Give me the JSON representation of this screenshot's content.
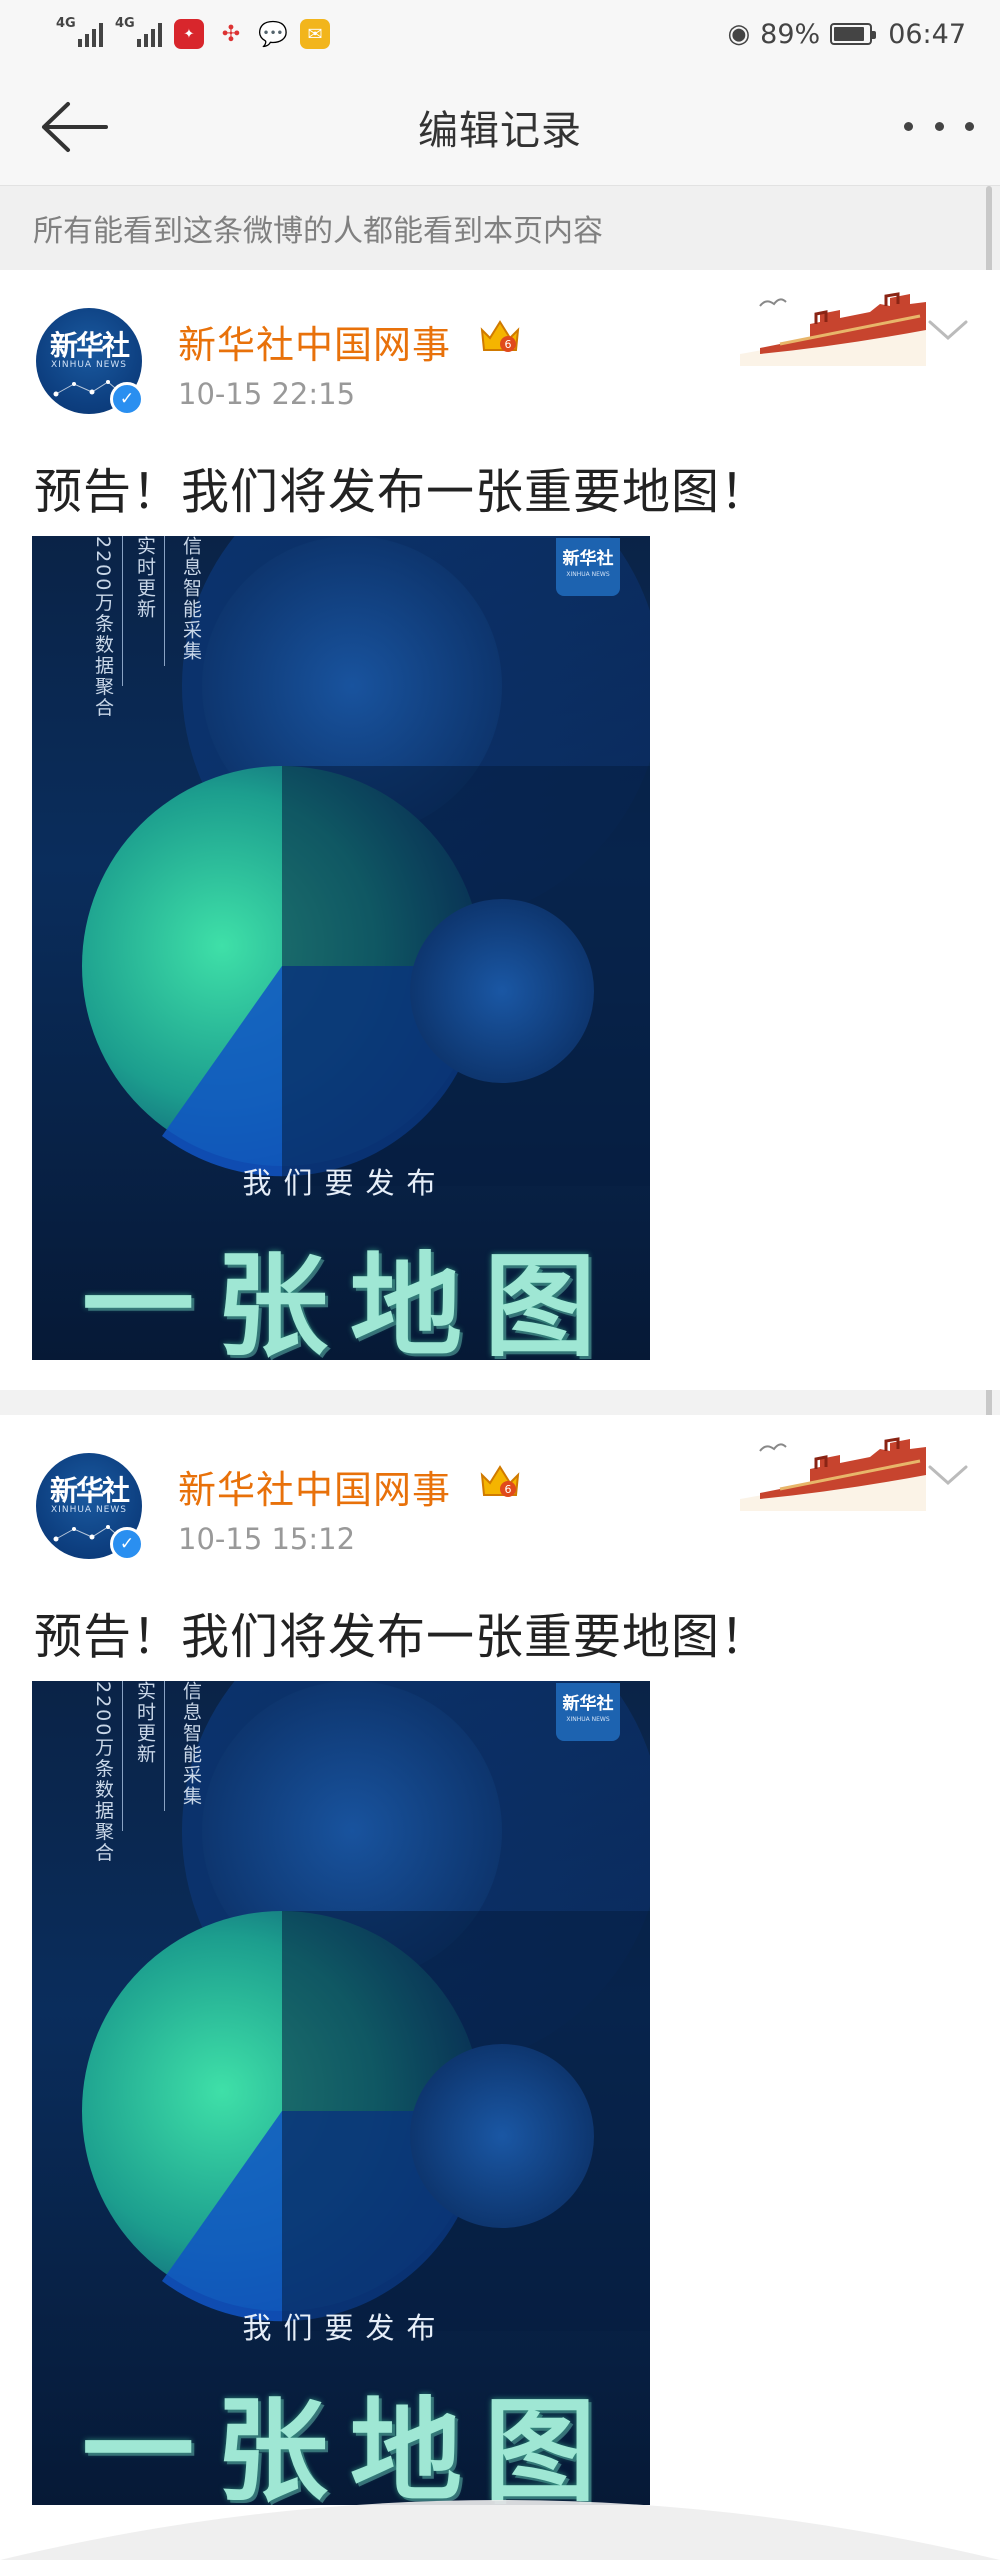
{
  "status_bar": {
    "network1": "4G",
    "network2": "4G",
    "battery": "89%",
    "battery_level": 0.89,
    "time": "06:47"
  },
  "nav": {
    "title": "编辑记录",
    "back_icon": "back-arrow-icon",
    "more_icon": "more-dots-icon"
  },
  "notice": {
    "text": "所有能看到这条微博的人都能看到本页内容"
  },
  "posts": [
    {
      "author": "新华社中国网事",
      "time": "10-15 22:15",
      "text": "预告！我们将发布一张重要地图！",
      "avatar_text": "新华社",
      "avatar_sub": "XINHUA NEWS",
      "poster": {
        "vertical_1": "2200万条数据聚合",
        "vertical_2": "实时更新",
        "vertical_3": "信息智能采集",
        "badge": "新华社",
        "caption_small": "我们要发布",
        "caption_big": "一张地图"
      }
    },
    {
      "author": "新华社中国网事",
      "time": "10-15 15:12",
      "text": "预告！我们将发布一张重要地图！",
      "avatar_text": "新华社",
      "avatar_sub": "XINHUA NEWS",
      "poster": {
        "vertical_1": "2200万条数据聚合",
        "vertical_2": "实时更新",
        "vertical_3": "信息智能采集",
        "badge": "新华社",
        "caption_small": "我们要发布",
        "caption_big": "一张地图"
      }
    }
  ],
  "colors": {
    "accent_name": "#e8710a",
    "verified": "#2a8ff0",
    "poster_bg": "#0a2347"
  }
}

____

**Exercise brief**
Return the material exactly as given, apart from the pictures.

**Result below**
Give me the JSON representation of this screenshot's content.
{
  "status_bar": {
    "network1": "4G",
    "network2": "4G",
    "battery": "89%",
    "battery_level": 0.89,
    "time": "06:47"
  },
  "nav": {
    "title": "编辑记录",
    "back_icon": "back-arrow-icon",
    "more_icon": "more-dots-icon"
  },
  "notice": {
    "text": "所有能看到这条微博的人都能看到本页内容"
  },
  "posts": [
    {
      "author": "新华社中国网事",
      "time": "10-15 22:15",
      "text": "预告！我们将发布一张重要地图！",
      "avatar_text": "新华社",
      "avatar_sub": "XINHUA NEWS",
      "poster": {
        "vertical_1": "2200万条数据聚合",
        "vertical_2": "实时更新",
        "vertical_3": "信息智能采集",
        "badge": "新华社",
        "caption_small": "我们要发布",
        "caption_big": "一张地图"
      }
    },
    {
      "author": "新华社中国网事",
      "time": "10-15 15:12",
      "text": "预告！我们将发布一张重要地图！",
      "avatar_text": "新华社",
      "avatar_sub": "XINHUA NEWS",
      "poster": {
        "vertical_1": "2200万条数据聚合",
        "vertical_2": "实时更新",
        "vertical_3": "信息智能采集",
        "badge": "新华社",
        "caption_small": "我们要发布",
        "caption_big": "一张地图"
      }
    }
  ],
  "colors": {
    "accent_name": "#e8710a",
    "verified": "#2a8ff0",
    "poster_bg": "#0a2347"
  }
}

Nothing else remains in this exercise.